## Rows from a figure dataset
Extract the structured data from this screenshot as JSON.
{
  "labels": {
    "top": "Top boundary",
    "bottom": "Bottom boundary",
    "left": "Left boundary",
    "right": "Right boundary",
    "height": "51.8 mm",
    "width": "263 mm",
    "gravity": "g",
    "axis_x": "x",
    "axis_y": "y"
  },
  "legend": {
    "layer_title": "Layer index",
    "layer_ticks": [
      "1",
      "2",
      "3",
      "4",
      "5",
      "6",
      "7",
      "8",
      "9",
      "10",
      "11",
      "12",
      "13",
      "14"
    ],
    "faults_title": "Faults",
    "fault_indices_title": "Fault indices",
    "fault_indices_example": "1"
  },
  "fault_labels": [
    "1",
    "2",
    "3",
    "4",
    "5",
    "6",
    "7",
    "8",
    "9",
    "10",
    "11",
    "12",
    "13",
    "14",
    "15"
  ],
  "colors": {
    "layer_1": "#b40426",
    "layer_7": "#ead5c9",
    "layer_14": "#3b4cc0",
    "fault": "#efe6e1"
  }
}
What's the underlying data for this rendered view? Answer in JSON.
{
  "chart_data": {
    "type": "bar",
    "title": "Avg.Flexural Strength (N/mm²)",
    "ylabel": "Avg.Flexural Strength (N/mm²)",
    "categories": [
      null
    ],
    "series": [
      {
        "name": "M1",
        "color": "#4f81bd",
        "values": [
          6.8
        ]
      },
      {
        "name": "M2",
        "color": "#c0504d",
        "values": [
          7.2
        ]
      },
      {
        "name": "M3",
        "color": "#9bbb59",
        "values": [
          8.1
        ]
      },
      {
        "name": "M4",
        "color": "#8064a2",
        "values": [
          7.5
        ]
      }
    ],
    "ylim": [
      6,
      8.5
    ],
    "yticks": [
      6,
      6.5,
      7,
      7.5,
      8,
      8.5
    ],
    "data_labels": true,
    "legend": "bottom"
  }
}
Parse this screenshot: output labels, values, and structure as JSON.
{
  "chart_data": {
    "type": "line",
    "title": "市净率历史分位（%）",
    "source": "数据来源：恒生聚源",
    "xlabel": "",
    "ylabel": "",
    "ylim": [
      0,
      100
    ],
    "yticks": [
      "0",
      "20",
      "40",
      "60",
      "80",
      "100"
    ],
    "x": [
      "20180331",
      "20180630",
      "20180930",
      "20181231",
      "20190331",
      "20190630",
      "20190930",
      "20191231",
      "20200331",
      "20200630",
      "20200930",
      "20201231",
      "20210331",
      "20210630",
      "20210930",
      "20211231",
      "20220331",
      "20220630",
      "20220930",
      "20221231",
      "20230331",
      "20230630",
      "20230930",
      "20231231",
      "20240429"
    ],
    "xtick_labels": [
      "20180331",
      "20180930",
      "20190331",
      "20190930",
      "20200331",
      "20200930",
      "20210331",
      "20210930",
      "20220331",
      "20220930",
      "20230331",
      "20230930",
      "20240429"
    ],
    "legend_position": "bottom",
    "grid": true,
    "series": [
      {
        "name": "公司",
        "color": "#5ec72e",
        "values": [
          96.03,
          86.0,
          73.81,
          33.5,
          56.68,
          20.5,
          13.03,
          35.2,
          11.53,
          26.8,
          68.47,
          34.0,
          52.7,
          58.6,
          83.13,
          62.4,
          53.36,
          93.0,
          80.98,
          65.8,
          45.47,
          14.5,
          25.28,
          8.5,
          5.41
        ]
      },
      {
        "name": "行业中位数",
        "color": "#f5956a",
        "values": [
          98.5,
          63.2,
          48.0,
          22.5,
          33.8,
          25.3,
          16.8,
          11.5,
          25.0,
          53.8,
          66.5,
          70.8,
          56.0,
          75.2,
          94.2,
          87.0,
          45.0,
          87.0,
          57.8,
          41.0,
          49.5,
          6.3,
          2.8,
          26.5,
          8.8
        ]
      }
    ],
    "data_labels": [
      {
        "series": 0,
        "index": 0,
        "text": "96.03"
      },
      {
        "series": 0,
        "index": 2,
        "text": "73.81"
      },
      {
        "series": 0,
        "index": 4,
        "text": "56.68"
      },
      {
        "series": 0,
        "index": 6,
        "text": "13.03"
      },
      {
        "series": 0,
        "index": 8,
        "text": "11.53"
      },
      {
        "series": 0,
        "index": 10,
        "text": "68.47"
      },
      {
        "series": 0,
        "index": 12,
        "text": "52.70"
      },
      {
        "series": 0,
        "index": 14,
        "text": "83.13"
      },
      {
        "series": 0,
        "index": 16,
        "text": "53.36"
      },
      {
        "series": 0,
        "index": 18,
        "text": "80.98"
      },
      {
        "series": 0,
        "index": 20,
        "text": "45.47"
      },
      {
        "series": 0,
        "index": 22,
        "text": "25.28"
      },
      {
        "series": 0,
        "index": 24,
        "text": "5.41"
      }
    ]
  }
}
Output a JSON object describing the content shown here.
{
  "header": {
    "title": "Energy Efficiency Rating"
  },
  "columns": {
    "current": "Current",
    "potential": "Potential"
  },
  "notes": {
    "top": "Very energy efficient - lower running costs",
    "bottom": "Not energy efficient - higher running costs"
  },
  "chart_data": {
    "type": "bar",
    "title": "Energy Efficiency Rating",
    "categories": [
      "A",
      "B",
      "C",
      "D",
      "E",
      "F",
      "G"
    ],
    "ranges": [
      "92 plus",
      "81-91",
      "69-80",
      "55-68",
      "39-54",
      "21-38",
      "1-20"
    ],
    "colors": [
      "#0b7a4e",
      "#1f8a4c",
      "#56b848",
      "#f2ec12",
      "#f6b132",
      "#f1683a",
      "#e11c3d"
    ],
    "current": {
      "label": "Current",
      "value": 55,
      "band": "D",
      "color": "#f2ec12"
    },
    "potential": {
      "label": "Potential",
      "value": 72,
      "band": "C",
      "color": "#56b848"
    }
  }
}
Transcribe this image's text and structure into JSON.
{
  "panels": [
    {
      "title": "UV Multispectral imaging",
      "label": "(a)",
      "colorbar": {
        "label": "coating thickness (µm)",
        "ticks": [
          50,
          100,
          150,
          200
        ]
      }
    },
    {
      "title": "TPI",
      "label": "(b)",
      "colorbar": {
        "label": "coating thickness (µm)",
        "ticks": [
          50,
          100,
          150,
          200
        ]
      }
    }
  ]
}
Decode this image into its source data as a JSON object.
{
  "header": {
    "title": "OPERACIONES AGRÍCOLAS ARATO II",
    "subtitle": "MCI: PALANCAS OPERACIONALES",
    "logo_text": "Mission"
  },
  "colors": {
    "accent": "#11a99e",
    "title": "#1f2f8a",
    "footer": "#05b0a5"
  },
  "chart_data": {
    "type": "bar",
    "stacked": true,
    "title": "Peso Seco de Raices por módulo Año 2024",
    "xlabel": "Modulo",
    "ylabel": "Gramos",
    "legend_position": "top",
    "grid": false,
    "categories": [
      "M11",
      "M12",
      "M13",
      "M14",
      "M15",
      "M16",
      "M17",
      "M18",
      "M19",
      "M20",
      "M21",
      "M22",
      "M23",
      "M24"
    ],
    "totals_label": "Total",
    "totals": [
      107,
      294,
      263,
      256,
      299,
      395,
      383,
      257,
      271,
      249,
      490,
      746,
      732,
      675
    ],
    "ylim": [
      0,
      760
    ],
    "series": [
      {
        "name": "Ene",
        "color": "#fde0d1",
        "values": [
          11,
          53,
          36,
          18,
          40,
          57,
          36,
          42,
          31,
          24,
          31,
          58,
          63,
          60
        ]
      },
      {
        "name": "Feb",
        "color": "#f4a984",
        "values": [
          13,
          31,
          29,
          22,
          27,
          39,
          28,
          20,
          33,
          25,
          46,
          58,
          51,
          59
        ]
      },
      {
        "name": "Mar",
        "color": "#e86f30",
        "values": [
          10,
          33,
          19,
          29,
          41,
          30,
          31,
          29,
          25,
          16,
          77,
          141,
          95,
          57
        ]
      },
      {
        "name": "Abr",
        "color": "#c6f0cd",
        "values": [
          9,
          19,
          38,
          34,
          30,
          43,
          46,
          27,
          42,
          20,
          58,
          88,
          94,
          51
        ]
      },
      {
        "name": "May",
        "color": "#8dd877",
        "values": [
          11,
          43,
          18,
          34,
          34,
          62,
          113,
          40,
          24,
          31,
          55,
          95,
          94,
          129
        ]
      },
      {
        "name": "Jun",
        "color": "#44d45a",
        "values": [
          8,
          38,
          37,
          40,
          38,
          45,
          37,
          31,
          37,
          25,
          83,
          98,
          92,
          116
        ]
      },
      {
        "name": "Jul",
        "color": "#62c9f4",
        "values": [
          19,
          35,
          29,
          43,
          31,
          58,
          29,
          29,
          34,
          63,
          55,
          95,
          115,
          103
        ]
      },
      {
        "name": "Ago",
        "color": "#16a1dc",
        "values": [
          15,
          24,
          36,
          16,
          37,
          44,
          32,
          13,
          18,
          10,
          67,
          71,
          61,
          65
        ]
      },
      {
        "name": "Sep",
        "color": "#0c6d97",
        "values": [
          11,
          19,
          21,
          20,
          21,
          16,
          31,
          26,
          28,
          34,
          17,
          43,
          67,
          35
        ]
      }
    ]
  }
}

## Description of the task
What is the number of lines in this material that hold the string "boundary"? Answer with that number only.

## Written answer
4